[Part of a data file]
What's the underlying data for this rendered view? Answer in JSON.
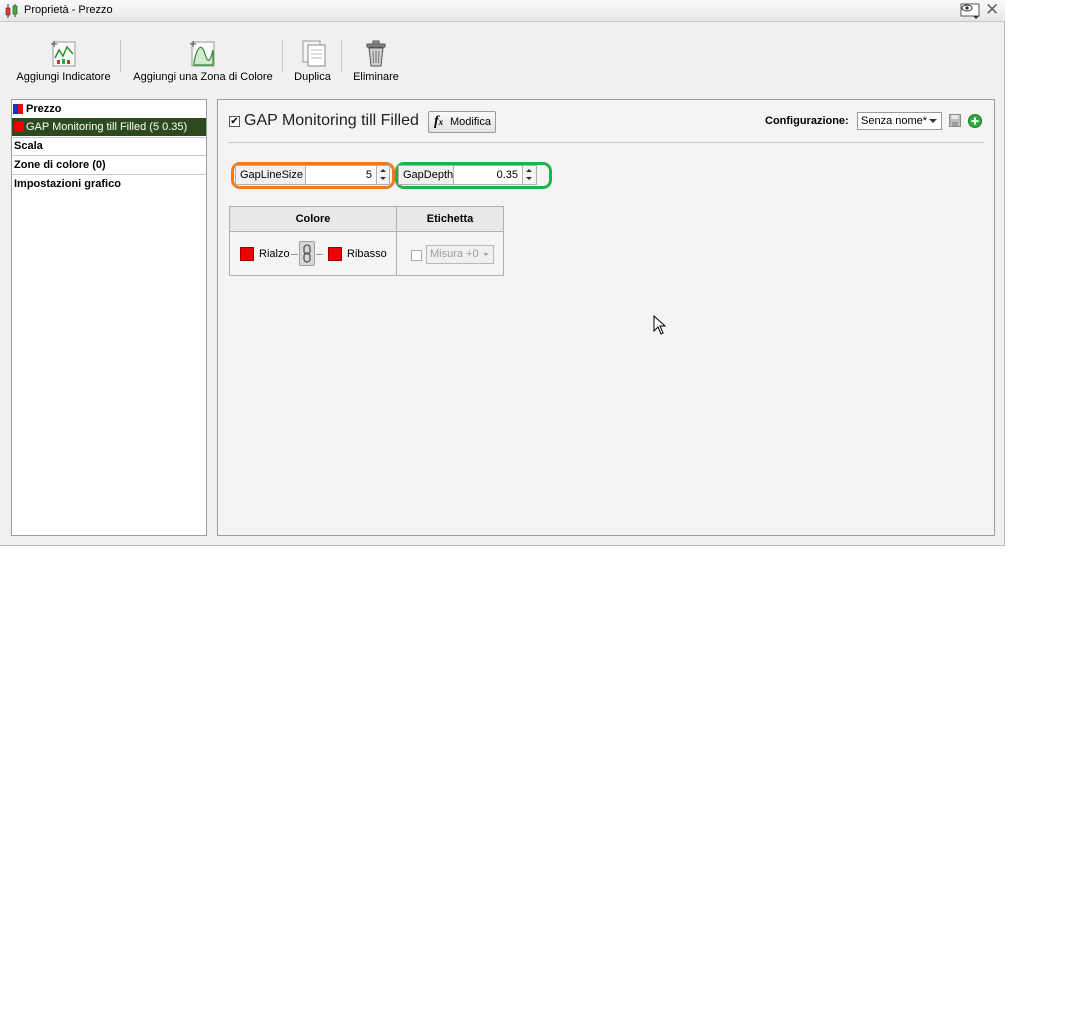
{
  "window": {
    "title": "Proprietà - Prezzo"
  },
  "toolbar": {
    "add_indicator": "Aggiungi Indicatore",
    "add_color_zone": "Aggiungi una Zona di Colore",
    "duplicate": "Duplica",
    "delete": "Eliminare"
  },
  "tree": {
    "price": "Prezzo",
    "indicator": "GAP Monitoring till Filled (5 0.35)",
    "scale": "Scala",
    "color_zones": "Zone di colore (0)",
    "chart_settings": "Impostazioni grafico"
  },
  "indicator": {
    "enabled": true,
    "name": "GAP Monitoring till Filled",
    "edit_label": "Modifica",
    "fx_icon": "fx-icon"
  },
  "config": {
    "label": "Configurazione:",
    "selected": "Senza nome*"
  },
  "params": {
    "gap_line_size": {
      "label": "GapLineSize",
      "value": "5"
    },
    "gap_depth": {
      "label": "GapDepth",
      "value": "0.35"
    }
  },
  "color_table": {
    "col_color": "Colore",
    "col_label": "Etichetta",
    "up_label": "Rialzo",
    "down_label": "Ribasso",
    "up_color": "#ee0000",
    "down_color": "#ee0000",
    "label_enabled": false,
    "label_select": "Misura +0"
  },
  "colors": {
    "selected_row_bg": "#2d4a1e",
    "highlight_orange": "#f07a1e",
    "highlight_green": "#22b04b"
  }
}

→ The request
Reproduce the listing above exactly, excluding all pictures.

→ Result
What's the underlying data for this rendered view? Answer in JSON.
{
  "window": {
    "title": "Proprietà - Prezzo"
  },
  "toolbar": {
    "add_indicator": "Aggiungi Indicatore",
    "add_color_zone": "Aggiungi una Zona di Colore",
    "duplicate": "Duplica",
    "delete": "Eliminare"
  },
  "tree": {
    "price": "Prezzo",
    "indicator": "GAP Monitoring till Filled (5 0.35)",
    "scale": "Scala",
    "color_zones": "Zone di colore (0)",
    "chart_settings": "Impostazioni grafico"
  },
  "indicator": {
    "enabled": true,
    "name": "GAP Monitoring till Filled",
    "edit_label": "Modifica",
    "fx_icon": "fx-icon"
  },
  "config": {
    "label": "Configurazione:",
    "selected": "Senza nome*"
  },
  "params": {
    "gap_line_size": {
      "label": "GapLineSize",
      "value": "5"
    },
    "gap_depth": {
      "label": "GapDepth",
      "value": "0.35"
    }
  },
  "color_table": {
    "col_color": "Colore",
    "col_label": "Etichetta",
    "up_label": "Rialzo",
    "down_label": "Ribasso",
    "up_color": "#ee0000",
    "down_color": "#ee0000",
    "label_enabled": false,
    "label_select": "Misura +0"
  },
  "colors": {
    "selected_row_bg": "#2d4a1e",
    "highlight_orange": "#f07a1e",
    "highlight_green": "#22b04b"
  }
}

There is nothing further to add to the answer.